*GOAL:* Scan the entries below. List each line with "true".

Collected data entries
"""

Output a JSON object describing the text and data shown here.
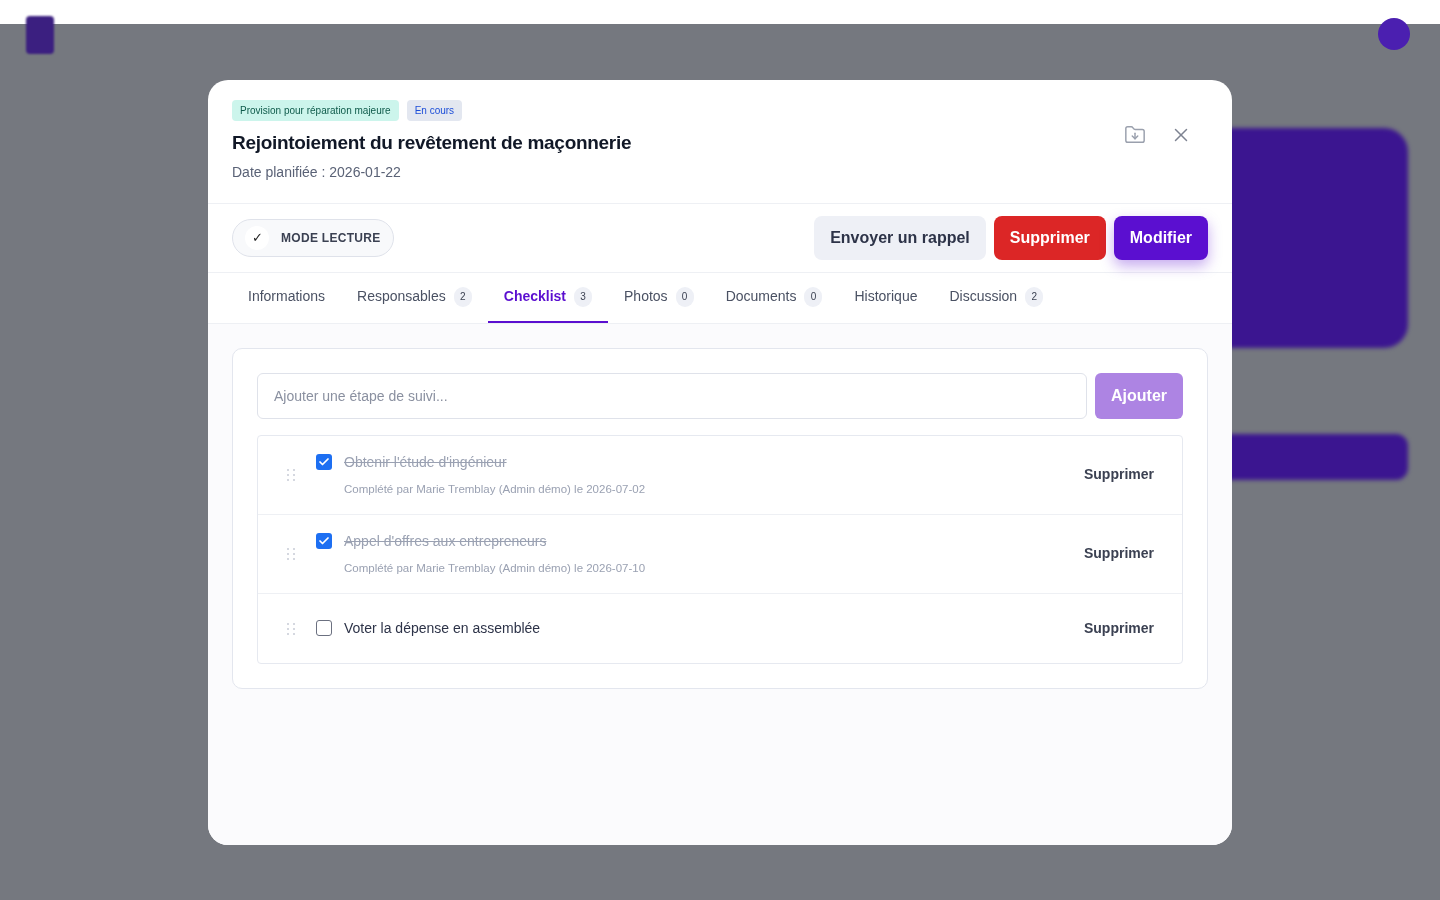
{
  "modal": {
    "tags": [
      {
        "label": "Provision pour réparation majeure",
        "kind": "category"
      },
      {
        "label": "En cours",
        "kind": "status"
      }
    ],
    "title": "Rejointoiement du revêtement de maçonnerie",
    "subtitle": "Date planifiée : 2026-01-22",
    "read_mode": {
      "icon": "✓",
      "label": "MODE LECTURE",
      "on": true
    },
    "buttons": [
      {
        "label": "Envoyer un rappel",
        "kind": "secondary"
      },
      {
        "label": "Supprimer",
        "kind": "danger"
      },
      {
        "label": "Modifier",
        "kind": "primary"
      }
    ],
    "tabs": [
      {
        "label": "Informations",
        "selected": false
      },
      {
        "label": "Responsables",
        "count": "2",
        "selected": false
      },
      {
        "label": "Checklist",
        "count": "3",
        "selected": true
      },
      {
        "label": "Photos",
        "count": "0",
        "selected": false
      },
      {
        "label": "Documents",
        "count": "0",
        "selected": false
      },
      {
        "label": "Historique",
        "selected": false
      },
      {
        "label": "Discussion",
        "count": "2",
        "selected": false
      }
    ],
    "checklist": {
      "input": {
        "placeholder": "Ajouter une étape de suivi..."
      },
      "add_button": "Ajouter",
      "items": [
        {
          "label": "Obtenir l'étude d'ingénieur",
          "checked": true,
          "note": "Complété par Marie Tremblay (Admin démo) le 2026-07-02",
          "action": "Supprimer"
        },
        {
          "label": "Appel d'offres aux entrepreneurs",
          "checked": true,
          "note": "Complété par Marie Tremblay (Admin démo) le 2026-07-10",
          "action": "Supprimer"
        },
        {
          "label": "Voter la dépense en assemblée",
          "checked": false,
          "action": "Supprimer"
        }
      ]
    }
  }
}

"""

*WRITTEN RESPONSE:*
      "on": true
        "selected": true
          "checked": true,
          "checked": true,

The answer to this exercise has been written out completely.